* [Exercise prompt]:
Which lines have the string "title"? Copy all of them from the entries below.

[START OF Records shown]

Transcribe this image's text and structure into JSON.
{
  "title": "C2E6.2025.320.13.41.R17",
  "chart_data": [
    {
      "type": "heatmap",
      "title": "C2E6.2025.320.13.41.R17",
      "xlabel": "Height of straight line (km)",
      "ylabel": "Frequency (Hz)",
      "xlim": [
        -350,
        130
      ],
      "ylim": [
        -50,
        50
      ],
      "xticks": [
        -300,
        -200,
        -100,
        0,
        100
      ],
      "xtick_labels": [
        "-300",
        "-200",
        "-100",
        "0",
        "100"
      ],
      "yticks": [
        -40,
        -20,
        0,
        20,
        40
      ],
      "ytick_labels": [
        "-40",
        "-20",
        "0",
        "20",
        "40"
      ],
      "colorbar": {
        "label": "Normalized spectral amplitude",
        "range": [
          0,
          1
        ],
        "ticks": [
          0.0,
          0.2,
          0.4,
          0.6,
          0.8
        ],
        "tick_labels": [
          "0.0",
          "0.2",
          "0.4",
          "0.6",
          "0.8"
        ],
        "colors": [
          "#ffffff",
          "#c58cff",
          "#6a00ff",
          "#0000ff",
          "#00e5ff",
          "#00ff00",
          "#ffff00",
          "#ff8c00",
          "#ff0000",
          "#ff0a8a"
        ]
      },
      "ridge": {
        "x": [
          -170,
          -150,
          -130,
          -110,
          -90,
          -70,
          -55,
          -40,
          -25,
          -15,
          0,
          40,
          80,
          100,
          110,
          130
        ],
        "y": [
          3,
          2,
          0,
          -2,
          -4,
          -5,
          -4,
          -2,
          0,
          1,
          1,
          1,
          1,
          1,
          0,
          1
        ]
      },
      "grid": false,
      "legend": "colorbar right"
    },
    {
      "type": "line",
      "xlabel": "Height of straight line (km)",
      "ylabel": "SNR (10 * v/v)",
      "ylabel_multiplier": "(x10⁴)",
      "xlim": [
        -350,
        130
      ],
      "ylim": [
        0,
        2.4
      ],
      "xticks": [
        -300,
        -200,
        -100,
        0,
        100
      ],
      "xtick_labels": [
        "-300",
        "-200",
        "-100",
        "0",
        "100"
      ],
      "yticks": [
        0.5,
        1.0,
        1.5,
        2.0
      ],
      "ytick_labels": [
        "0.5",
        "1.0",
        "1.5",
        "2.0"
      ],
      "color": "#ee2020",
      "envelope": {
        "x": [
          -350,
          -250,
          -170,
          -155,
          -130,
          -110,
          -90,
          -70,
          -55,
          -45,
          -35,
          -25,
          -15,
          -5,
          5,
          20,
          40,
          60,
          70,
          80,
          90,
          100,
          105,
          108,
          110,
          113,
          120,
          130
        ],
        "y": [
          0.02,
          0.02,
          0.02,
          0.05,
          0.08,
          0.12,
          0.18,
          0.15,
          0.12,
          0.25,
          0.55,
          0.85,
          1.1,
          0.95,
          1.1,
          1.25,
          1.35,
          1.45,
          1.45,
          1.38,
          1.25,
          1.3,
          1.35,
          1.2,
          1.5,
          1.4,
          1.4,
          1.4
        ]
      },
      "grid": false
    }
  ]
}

[END OF Records shown]
[START OF Records shown]

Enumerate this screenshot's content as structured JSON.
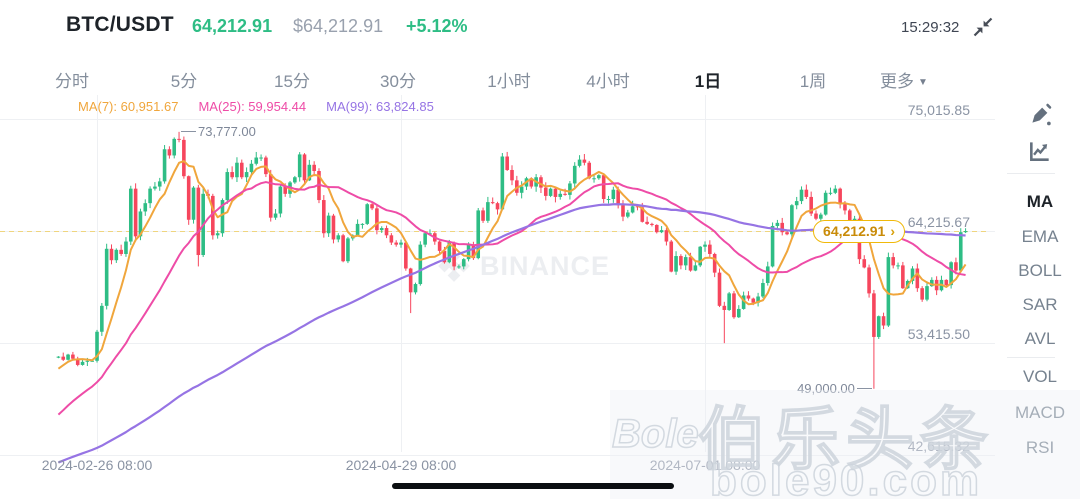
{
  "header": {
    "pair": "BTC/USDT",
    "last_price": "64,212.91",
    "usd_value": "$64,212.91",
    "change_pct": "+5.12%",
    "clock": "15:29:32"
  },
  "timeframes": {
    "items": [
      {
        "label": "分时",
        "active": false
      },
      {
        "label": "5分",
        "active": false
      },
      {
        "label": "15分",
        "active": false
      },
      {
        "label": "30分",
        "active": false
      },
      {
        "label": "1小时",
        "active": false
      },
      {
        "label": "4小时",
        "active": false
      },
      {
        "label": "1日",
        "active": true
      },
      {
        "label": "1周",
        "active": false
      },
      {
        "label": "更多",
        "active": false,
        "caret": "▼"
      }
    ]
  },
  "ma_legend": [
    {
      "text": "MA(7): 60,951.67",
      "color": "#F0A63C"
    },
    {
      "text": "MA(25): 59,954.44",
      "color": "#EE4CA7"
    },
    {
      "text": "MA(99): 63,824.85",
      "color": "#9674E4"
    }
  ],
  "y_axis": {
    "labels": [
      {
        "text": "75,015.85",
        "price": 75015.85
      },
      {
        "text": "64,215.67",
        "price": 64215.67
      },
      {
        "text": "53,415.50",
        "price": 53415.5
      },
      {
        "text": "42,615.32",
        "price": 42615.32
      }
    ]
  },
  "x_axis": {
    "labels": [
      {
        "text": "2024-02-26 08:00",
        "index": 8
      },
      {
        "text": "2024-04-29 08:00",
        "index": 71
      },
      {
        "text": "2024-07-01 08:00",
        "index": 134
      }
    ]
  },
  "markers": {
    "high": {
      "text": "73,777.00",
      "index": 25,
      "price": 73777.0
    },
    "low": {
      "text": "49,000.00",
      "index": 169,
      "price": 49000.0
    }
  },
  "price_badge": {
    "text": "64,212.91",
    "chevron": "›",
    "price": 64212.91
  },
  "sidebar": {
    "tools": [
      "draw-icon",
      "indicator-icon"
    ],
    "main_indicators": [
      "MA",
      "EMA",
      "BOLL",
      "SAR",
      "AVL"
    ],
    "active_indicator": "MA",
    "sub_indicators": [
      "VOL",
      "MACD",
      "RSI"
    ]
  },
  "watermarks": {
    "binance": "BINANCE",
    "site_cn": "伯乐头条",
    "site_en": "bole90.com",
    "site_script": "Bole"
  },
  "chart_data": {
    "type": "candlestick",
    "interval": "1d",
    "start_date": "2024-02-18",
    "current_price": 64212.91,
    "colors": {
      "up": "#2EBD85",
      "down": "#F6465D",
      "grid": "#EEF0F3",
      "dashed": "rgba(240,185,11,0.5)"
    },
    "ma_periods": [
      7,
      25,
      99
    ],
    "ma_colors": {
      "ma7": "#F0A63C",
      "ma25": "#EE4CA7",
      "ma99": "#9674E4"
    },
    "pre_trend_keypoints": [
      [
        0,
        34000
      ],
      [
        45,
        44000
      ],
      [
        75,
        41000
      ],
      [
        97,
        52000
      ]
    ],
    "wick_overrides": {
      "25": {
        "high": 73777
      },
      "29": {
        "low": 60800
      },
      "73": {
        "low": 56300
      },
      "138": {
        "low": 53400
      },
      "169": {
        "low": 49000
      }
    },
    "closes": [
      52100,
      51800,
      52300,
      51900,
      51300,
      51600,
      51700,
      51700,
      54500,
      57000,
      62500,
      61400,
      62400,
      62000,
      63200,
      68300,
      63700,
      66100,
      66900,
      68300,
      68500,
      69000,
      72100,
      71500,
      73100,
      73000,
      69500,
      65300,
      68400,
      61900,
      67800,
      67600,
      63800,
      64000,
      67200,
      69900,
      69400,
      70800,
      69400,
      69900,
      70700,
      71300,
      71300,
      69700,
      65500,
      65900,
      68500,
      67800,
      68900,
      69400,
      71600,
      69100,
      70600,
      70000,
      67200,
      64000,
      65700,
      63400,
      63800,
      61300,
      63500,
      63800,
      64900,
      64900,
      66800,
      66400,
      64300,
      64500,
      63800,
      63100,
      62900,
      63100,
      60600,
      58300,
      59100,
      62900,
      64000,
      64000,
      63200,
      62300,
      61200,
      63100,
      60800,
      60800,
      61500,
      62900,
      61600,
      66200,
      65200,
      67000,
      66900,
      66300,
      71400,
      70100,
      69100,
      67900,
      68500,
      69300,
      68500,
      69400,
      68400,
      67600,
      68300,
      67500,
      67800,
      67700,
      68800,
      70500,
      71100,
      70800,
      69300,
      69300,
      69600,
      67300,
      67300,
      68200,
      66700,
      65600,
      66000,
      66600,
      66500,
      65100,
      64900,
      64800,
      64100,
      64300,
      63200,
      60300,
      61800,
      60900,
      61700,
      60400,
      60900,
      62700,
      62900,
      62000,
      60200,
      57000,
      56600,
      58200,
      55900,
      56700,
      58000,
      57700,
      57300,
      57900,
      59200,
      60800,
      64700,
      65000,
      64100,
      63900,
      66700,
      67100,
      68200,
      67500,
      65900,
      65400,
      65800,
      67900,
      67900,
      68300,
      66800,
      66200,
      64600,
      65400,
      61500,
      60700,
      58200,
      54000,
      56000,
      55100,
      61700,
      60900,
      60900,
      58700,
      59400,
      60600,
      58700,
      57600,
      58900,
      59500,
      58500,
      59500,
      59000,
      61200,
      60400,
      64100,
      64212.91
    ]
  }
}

[END OF Records shown]

* [Task output]:
  "title": "C2E6.2025.320.13.41.R17",
      "title": "C2E6.2025.320.13.41.R17",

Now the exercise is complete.